──────── Available data

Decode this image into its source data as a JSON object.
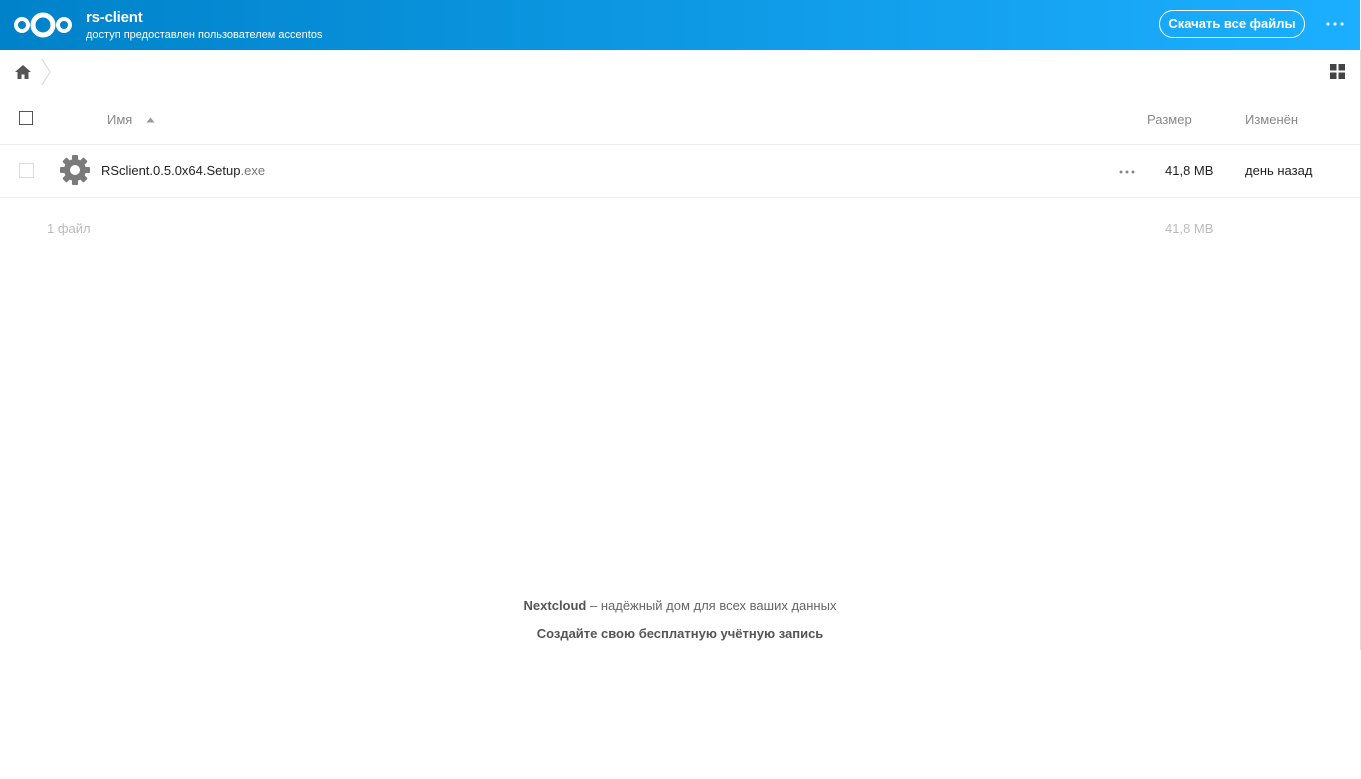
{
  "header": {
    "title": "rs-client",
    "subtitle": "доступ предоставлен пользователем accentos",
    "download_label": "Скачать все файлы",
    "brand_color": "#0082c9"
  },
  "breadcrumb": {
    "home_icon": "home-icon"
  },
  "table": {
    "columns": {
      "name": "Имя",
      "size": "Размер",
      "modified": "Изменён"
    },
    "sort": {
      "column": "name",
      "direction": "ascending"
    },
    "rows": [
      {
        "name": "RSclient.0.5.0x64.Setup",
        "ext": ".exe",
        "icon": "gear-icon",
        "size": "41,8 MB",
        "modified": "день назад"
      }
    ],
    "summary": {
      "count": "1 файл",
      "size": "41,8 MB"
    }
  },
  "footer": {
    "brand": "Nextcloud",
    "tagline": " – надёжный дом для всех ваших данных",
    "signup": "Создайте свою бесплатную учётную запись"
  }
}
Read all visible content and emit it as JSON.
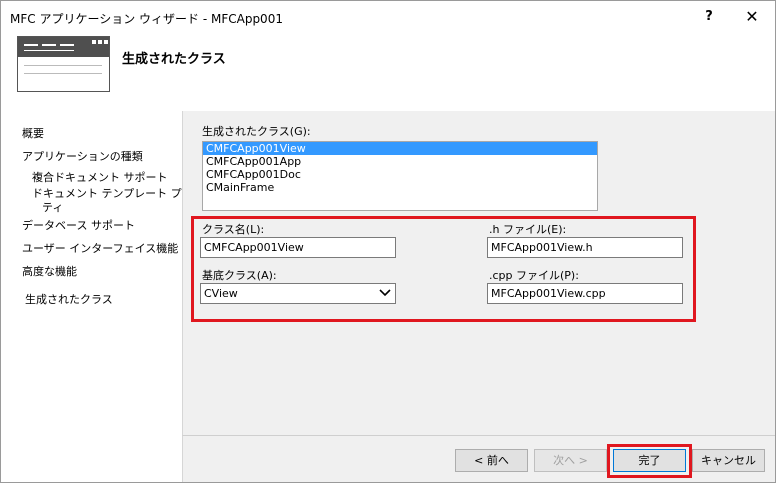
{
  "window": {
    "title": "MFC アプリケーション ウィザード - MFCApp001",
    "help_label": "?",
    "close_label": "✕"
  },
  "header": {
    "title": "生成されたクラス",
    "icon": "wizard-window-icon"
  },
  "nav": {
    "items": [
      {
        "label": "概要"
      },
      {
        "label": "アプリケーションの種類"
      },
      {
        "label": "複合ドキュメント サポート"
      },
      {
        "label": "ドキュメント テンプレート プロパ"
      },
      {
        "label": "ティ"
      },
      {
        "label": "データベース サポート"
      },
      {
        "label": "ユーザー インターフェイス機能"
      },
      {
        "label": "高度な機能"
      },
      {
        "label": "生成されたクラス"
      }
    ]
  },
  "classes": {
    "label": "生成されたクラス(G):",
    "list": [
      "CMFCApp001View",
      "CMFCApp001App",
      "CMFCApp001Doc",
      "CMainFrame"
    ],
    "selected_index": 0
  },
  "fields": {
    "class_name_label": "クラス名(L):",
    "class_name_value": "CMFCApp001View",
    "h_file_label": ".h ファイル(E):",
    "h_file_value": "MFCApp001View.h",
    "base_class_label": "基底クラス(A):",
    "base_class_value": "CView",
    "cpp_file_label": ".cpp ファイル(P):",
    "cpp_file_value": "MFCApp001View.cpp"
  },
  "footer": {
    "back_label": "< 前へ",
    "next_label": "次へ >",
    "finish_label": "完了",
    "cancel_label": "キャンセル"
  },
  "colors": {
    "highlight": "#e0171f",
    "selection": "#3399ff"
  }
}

────────────────

* _Problem details_
Apart from the pictures, the entries above are to be repeated in full and exactly.

* _Finished task_
Decode this image into its source data as a JSON object.
{
  "header": {
    "title": "rs-client",
    "subtitle": "доступ предоставлен пользователем accentos",
    "download_label": "Скачать все файлы",
    "brand_color": "#0082c9"
  },
  "breadcrumb": {
    "home_icon": "home-icon"
  },
  "table": {
    "columns": {
      "name": "Имя",
      "size": "Размер",
      "modified": "Изменён"
    },
    "sort": {
      "column": "name",
      "direction": "ascending"
    },
    "rows": [
      {
        "name": "RSclient.0.5.0x64.Setup",
        "ext": ".exe",
        "icon": "gear-icon",
        "size": "41,8 MB",
        "modified": "день назад"
      }
    ],
    "summary": {
      "count": "1 файл",
      "size": "41,8 MB"
    }
  },
  "footer": {
    "brand": "Nextcloud",
    "tagline": " – надёжный дом для всех ваших данных",
    "signup": "Создайте свою бесплатную учётную запись"
  }
}
Read all visible content and emit it as JSON.
{
  "window": {
    "title": "MFC アプリケーション ウィザード - MFCApp001",
    "help_label": "?",
    "close_label": "✕"
  },
  "header": {
    "title": "生成されたクラス",
    "icon": "wizard-window-icon"
  },
  "nav": {
    "items": [
      {
        "label": "概要"
      },
      {
        "label": "アプリケーションの種類"
      },
      {
        "label": "複合ドキュメント サポート"
      },
      {
        "label": "ドキュメント テンプレート プロパ"
      },
      {
        "label": "ティ"
      },
      {
        "label": "データベース サポート"
      },
      {
        "label": "ユーザー インターフェイス機能"
      },
      {
        "label": "高度な機能"
      },
      {
        "label": "生成されたクラス"
      }
    ]
  },
  "classes": {
    "label": "生成されたクラス(G):",
    "list": [
      "CMFCApp001View",
      "CMFCApp001App",
      "CMFCApp001Doc",
      "CMainFrame"
    ],
    "selected_index": 0
  },
  "fields": {
    "class_name_label": "クラス名(L):",
    "class_name_value": "CMFCApp001View",
    "h_file_label": ".h ファイル(E):",
    "h_file_value": "MFCApp001View.h",
    "base_class_label": "基底クラス(A):",
    "base_class_value": "CView",
    "cpp_file_label": ".cpp ファイル(P):",
    "cpp_file_value": "MFCApp001View.cpp"
  },
  "footer": {
    "back_label": "< 前へ",
    "next_label": "次へ >",
    "finish_label": "完了",
    "cancel_label": "キャンセル"
  },
  "colors": {
    "highlight": "#e0171f",
    "selection": "#3399ff"
  }
}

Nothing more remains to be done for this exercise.